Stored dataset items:
═══

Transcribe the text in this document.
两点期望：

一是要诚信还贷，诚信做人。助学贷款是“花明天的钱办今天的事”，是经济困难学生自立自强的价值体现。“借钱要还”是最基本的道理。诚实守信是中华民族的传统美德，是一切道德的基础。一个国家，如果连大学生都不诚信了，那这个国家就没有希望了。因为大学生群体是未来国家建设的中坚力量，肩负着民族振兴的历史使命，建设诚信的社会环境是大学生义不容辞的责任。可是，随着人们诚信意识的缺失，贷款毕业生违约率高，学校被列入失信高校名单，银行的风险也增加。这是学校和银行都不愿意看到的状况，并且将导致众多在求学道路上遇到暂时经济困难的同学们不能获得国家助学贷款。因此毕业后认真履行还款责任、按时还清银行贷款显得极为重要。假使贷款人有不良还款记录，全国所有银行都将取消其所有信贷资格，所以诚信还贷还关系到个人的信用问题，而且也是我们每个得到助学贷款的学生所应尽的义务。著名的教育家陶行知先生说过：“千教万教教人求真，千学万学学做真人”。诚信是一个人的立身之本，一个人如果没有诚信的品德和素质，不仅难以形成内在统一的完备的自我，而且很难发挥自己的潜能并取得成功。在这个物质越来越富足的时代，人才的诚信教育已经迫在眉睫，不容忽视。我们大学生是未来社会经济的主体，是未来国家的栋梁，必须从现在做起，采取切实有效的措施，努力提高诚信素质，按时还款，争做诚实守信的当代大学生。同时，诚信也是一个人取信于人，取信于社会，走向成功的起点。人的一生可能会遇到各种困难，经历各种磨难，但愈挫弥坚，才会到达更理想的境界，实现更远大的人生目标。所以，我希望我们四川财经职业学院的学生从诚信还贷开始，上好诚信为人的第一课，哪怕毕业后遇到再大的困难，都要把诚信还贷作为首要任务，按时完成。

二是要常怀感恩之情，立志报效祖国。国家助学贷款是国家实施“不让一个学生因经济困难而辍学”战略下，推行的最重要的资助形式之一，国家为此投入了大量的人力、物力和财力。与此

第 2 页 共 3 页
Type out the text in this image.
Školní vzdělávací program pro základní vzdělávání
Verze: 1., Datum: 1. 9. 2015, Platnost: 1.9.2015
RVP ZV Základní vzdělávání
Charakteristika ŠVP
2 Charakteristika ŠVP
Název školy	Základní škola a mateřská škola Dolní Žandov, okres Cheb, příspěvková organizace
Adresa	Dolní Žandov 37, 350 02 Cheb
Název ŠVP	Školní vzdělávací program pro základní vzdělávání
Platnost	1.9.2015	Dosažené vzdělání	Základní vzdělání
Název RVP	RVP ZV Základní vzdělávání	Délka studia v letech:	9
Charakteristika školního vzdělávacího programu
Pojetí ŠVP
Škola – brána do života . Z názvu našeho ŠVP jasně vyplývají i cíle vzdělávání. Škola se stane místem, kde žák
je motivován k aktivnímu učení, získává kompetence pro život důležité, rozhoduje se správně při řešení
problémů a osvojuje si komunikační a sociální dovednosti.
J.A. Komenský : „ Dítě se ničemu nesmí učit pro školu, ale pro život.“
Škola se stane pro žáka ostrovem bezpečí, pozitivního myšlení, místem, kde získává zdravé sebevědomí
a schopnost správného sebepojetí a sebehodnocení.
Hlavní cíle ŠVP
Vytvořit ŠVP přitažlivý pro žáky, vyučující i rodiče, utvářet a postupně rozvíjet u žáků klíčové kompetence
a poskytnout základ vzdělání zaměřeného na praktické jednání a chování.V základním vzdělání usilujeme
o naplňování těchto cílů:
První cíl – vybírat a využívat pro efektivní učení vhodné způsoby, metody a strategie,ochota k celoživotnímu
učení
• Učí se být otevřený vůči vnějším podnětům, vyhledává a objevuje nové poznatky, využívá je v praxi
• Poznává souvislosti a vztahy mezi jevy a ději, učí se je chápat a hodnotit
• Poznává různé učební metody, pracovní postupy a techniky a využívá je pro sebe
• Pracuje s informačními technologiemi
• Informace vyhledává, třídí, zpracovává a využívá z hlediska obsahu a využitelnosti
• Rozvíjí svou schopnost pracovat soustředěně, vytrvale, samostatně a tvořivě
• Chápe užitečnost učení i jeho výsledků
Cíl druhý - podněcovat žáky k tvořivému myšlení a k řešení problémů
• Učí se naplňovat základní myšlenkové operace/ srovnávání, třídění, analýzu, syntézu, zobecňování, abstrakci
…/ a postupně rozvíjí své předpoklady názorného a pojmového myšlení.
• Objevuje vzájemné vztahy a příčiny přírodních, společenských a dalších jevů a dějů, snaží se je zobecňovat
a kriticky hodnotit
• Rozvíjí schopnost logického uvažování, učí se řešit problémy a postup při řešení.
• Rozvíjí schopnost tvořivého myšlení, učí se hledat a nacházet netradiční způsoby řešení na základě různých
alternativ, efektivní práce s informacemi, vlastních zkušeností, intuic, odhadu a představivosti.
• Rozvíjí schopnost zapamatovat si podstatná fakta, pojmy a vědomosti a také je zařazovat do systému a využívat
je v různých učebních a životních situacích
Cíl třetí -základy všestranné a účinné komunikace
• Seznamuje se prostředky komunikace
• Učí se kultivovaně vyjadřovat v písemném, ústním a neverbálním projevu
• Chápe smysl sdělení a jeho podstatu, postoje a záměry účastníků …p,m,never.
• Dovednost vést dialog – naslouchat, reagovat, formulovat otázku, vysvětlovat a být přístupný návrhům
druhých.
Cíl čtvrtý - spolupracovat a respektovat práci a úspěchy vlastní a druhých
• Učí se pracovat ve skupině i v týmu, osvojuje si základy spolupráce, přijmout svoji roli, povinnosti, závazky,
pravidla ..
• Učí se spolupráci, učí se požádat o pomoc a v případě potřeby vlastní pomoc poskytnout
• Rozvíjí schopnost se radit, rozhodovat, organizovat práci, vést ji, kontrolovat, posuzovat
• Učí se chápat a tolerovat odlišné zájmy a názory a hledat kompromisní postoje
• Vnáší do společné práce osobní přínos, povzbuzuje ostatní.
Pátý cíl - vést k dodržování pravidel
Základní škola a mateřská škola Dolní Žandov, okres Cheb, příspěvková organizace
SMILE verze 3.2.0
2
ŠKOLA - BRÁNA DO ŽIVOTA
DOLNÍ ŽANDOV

═══

◆ Challenge ◆
Check each line of the entries for the string "příspěvková". Copy the lines that have it.

◆ Task result ◆
Název školy	Základní škola a mateřská škola Dolní Žandov, okres Cheb, příspěvková organizace
Základní škola a mateřská škola Dolní Žandov, okres Cheb, příspěvková organizace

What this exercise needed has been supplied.